EXERCISE DIRECTIONS:
Return every record below exactly as written, but leave out the pictures.

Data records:

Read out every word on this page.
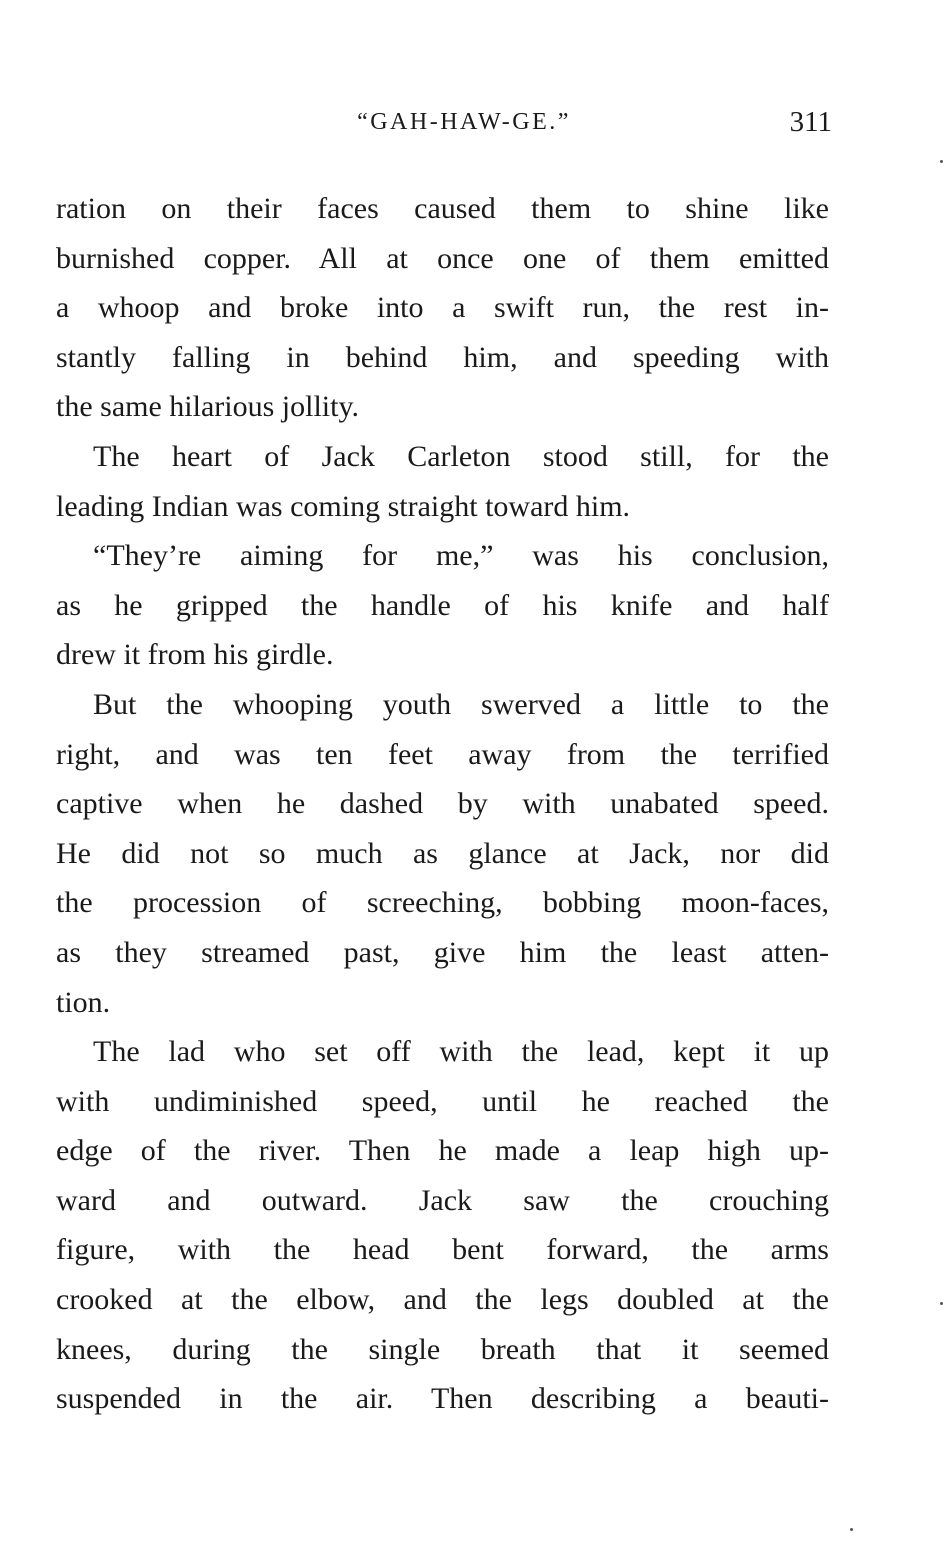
“GAH-HAW-GE.”	311
ration on their faces caused them to shine like
burnished copper. All at once one of them emitted
a whoop and broke into a swift run, the rest in-
stantly falling in behind him, and speeding with
the same hilarious jollity.
The heart of Jack Carleton stood still, for the
leading Indian was coming straight toward him.
“They’re aiming for me,” was his conclusion,
as he gripped the handle of his knife and half
drew it from his girdle.
But the whooping youth swerved a little to the
right, and was ten feet away from the terrified
captive when he dashed by with unabated speed.
He did not so much as glance at Jack, nor did
the procession of screeching, bobbing moon-faces,
as they streamed past, give him the least atten-
tion.
The lad who set off with the lead, kept it up
with undiminished speed, until he reached the
edge of the river. Then he made a leap high up-
ward and outward. Jack saw the crouching
figure, with the head bent forward, the arms
crooked at the elbow, and the legs doubled at the
knees, during the single breath that it seemed
suspended in the air. Then describing a beauti-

SOLVED EXERCISE:
Read out every word on this page.
“GAH-HAW-GE.”	311
ration on their faces caused them to shine like
burnished copper. All at once one of them emitted
a whoop and broke into a swift run, the rest in-
stantly falling in behind him, and speeding with
the same hilarious jollity.
The heart of Jack Carleton stood still, for the
leading Indian was coming straight toward him.
“They’re aiming for me,” was his conclusion,
as he gripped the handle of his knife and half
drew it from his girdle.
But the whooping youth swerved a little to the
right, and was ten feet away from the terrified
captive when he dashed by with unabated speed.
He did not so much as glance at Jack, nor did
the procession of screeching, bobbing moon-faces,
as they streamed past, give him the least atten-
tion.
The lad who set off with the lead, kept it up
with undiminished speed, until he reached the
edge of the river. Then he made a leap high up-
ward and outward. Jack saw the crouching
figure, with the head bent forward, the arms
crooked at the elbow, and the legs doubled at the
knees, during the single breath that it seemed
suspended in the air. Then describing a beauti-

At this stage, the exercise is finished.